## What you need to do
Your answer should be a single number: the count of lines in the material below that hold "signal".

## Items from a figure collection
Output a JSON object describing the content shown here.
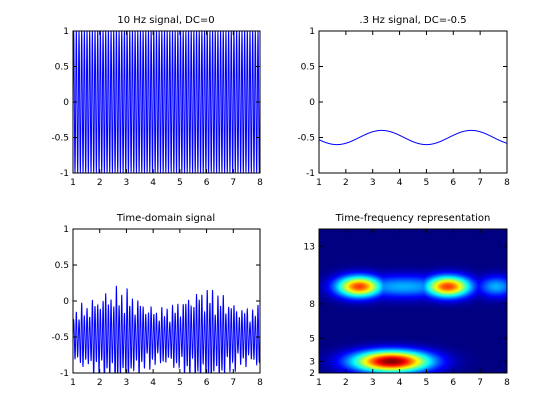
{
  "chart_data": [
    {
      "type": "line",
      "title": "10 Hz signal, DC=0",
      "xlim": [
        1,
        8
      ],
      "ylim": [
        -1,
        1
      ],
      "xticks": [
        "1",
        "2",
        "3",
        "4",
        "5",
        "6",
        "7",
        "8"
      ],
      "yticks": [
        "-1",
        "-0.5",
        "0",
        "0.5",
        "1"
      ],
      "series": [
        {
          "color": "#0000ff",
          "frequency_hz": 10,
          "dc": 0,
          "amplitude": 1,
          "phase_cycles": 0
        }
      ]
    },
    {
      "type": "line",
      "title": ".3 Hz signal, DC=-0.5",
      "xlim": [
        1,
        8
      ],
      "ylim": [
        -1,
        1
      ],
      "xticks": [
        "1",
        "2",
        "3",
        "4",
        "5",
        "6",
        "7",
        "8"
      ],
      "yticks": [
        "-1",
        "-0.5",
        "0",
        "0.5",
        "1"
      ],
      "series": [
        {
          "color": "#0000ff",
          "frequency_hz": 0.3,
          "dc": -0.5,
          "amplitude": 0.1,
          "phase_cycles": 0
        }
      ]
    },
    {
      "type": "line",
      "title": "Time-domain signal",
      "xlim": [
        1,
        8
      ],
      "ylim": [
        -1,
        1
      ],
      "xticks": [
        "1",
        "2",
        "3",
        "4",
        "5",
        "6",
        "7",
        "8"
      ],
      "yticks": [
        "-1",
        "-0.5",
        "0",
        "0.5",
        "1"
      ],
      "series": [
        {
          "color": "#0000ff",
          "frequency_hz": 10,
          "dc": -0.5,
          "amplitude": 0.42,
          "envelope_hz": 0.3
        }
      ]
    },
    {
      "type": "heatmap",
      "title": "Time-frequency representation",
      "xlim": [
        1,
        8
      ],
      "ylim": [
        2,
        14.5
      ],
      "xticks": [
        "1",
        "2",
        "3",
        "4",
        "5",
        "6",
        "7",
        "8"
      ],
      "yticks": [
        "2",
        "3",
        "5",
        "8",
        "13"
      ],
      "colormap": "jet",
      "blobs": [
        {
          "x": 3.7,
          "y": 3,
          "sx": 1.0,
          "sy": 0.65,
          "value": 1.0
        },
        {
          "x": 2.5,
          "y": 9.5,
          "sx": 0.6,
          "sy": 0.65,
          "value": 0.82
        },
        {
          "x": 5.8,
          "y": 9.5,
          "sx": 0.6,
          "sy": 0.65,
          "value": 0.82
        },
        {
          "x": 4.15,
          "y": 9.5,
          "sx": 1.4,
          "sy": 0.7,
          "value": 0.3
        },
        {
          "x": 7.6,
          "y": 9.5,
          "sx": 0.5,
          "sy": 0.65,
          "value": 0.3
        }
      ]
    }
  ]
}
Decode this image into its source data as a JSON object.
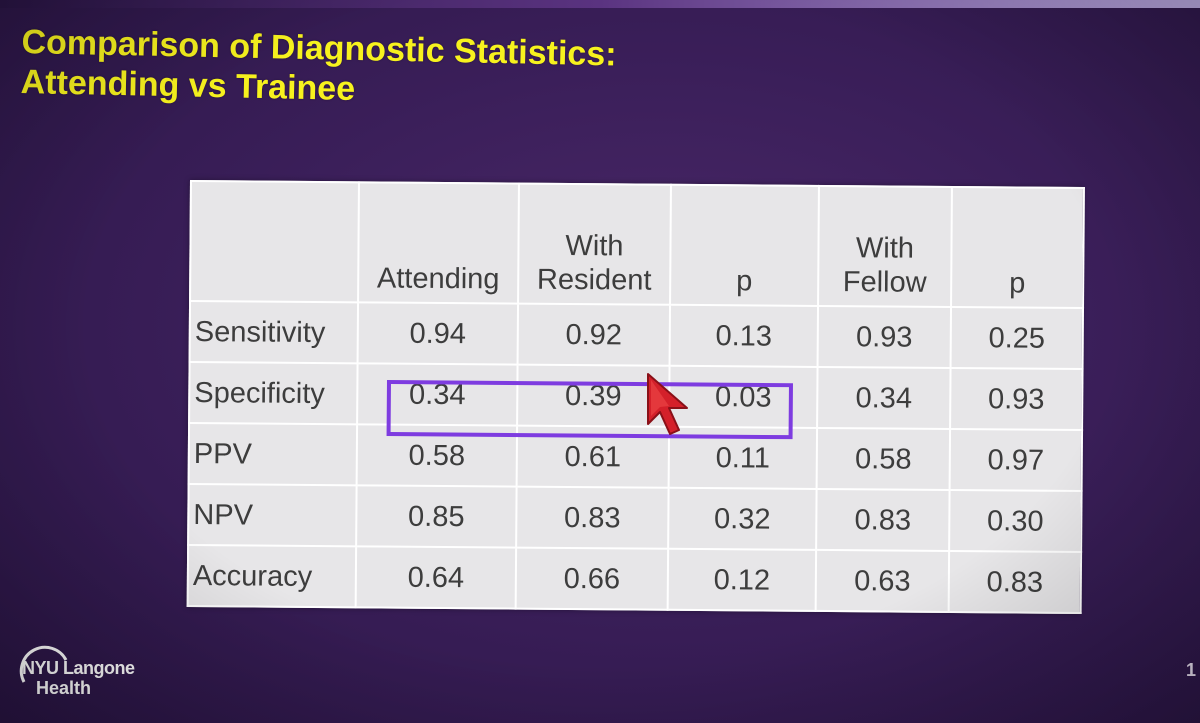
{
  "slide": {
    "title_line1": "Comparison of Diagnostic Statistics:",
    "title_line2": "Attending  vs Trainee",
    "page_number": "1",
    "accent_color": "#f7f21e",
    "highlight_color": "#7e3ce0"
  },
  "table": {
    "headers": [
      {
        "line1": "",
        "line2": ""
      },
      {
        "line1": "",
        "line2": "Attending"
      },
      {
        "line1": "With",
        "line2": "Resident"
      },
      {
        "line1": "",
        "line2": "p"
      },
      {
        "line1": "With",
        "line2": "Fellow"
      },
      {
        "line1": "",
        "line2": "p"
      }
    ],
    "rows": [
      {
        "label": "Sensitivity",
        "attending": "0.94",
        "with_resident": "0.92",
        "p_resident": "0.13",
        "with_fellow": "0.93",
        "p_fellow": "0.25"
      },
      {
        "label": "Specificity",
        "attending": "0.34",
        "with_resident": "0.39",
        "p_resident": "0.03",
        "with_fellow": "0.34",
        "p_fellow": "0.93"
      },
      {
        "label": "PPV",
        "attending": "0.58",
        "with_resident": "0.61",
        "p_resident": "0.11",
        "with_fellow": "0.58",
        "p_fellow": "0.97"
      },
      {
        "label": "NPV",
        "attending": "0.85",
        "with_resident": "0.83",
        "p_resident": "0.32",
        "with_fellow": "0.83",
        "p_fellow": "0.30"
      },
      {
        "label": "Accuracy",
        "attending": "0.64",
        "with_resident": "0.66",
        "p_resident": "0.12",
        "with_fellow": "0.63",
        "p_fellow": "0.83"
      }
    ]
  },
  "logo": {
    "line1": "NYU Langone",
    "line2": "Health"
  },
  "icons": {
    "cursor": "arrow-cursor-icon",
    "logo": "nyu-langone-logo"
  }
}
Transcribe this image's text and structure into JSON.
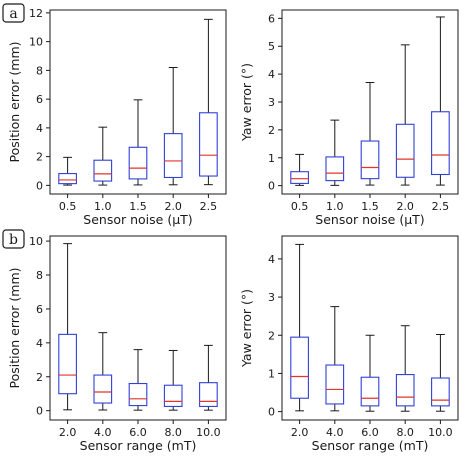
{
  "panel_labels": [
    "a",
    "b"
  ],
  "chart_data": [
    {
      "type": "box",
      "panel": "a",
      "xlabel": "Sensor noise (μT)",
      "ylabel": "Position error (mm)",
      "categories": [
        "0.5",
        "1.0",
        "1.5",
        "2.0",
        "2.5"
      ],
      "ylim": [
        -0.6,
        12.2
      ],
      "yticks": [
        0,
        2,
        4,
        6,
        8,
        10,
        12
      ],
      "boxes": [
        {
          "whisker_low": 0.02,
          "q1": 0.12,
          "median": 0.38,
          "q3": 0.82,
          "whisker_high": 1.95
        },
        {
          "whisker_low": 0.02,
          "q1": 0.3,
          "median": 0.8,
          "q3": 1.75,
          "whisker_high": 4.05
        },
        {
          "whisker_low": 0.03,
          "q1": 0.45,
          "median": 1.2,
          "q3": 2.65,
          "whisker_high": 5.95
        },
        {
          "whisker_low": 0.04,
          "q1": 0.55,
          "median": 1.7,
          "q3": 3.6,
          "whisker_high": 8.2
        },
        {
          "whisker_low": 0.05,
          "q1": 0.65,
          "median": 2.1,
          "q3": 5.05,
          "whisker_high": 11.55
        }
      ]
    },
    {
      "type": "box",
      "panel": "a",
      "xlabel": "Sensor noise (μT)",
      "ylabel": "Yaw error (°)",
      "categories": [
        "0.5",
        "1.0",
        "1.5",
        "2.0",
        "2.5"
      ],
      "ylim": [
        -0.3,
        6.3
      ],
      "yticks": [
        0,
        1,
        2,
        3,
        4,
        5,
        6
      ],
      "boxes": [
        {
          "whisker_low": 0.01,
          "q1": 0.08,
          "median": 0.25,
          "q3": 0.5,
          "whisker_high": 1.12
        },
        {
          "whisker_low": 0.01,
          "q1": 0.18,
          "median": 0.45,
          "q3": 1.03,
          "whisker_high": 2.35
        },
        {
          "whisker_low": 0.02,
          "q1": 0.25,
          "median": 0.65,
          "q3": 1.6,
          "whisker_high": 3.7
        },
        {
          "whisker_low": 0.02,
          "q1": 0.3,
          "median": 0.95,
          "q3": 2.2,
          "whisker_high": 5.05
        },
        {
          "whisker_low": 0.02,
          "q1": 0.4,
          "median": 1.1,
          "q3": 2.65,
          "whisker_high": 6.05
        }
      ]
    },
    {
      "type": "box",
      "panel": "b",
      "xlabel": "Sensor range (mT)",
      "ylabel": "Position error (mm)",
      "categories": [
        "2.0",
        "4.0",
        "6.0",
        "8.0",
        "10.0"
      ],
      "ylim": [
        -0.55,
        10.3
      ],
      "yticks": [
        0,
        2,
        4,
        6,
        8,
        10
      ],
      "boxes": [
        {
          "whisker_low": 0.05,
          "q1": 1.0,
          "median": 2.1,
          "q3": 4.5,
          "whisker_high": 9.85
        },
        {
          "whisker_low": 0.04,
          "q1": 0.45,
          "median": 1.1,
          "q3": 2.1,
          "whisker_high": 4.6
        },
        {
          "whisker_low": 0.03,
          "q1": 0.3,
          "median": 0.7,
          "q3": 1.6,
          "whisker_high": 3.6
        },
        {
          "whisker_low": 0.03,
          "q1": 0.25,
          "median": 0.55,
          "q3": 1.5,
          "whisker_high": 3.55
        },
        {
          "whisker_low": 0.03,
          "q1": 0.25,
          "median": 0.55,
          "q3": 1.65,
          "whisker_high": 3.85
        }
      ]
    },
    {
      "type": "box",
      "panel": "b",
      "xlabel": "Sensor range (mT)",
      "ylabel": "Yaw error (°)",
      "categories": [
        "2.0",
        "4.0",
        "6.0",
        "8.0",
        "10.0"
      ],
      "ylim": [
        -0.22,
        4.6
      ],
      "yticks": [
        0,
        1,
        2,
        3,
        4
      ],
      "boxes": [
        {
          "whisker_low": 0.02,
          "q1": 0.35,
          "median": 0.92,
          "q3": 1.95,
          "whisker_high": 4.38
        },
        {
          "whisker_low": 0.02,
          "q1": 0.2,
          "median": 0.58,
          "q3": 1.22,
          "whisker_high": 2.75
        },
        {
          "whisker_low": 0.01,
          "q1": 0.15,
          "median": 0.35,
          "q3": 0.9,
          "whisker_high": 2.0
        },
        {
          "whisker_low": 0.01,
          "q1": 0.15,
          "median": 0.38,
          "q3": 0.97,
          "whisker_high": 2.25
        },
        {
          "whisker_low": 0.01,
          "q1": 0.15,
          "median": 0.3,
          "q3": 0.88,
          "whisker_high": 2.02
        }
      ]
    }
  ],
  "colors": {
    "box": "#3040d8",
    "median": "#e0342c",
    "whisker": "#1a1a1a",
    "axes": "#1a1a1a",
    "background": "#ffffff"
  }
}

* * *

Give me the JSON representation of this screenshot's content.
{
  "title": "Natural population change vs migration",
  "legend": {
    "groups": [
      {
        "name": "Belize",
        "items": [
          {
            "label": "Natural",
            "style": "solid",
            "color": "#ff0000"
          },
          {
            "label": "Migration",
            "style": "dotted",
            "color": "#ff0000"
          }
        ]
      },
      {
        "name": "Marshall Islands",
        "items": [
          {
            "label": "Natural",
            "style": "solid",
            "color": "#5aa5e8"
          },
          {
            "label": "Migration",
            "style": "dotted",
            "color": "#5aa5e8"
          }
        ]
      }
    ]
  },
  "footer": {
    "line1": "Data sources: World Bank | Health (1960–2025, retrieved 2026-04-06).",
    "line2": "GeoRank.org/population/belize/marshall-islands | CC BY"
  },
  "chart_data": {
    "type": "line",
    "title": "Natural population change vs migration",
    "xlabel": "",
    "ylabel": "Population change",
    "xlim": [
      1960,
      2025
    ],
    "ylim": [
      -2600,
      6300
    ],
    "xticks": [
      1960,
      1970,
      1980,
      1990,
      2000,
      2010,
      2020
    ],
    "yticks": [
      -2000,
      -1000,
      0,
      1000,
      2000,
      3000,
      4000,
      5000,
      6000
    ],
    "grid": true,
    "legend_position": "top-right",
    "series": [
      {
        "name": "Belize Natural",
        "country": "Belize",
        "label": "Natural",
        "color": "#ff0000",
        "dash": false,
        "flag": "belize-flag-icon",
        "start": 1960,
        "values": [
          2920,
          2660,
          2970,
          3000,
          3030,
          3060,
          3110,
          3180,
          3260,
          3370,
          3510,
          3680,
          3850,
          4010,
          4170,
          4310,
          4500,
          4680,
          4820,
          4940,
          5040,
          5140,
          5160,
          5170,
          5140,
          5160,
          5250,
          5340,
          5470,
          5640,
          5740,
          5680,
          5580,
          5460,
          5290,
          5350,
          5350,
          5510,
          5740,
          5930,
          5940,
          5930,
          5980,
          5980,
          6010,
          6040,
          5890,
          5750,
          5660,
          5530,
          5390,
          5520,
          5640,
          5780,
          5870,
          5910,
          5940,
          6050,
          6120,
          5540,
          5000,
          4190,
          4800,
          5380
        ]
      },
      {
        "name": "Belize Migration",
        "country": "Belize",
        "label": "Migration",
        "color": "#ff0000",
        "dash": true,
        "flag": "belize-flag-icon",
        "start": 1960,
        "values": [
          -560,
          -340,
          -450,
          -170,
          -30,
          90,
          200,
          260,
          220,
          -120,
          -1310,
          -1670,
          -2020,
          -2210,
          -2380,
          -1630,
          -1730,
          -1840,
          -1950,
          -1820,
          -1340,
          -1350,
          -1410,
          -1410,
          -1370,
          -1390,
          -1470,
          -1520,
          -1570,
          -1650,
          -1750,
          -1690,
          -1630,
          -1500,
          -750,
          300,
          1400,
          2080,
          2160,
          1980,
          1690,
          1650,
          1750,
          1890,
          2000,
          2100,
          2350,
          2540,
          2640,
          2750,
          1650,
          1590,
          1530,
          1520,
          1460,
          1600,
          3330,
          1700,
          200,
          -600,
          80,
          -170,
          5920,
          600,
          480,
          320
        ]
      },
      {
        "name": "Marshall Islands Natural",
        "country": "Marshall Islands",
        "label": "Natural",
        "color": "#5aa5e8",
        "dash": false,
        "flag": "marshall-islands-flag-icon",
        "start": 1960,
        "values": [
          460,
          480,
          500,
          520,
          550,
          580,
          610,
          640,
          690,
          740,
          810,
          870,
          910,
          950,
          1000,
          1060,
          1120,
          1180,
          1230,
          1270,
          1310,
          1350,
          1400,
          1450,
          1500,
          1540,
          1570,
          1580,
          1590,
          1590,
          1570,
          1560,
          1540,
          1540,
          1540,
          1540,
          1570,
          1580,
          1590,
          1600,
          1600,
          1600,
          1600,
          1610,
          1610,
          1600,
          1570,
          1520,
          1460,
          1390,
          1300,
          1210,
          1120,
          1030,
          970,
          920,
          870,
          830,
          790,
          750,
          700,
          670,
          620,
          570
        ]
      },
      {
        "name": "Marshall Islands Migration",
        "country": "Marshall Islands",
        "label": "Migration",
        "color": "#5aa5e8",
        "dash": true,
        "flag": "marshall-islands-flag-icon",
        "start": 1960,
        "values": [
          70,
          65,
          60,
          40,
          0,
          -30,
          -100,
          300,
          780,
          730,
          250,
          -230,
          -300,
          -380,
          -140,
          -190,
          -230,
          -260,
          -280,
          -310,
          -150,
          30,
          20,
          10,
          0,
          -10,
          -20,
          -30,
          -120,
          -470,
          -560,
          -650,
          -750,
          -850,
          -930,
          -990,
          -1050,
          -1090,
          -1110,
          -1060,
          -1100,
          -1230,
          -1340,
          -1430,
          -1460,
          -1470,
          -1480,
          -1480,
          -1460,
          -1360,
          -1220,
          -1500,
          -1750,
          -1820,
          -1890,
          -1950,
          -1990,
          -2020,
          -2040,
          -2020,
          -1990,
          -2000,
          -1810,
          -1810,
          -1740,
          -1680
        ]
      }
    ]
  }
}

...

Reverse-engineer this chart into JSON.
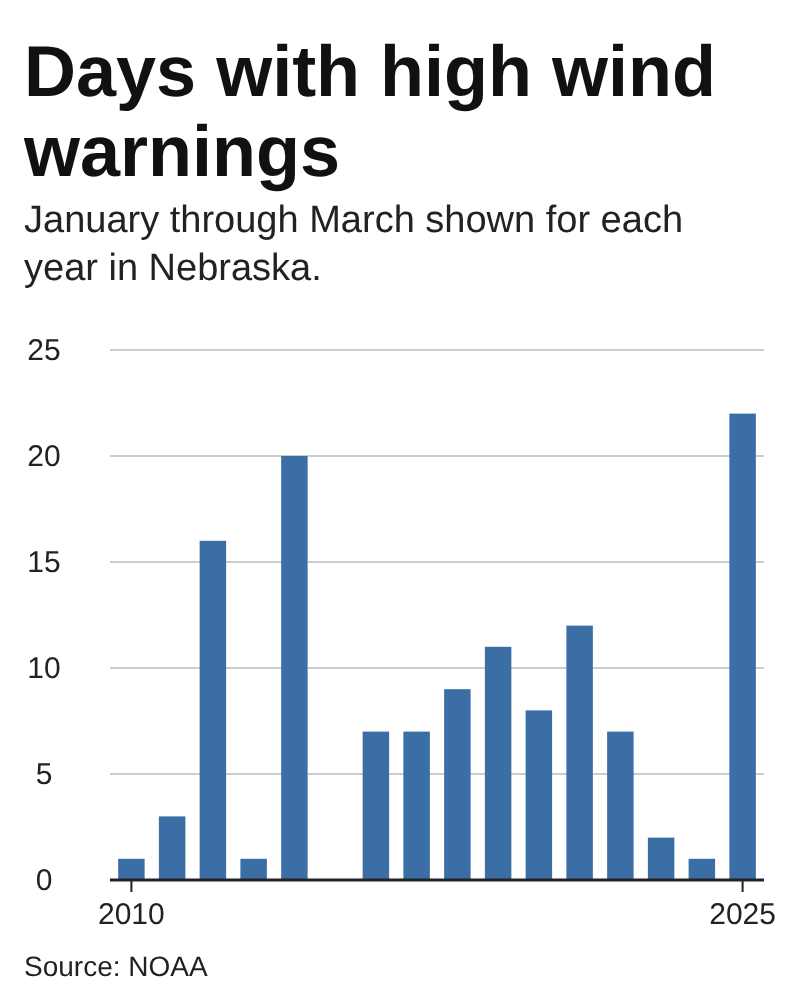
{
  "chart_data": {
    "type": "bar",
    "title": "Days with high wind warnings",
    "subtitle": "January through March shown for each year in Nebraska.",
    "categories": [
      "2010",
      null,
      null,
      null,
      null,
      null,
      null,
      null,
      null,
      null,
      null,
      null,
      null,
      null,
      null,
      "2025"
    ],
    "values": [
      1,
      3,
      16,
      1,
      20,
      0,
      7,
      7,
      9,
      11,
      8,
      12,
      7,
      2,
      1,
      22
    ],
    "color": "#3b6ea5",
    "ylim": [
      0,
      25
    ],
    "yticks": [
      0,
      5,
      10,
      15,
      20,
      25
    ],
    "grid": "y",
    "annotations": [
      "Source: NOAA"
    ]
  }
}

## Reply
3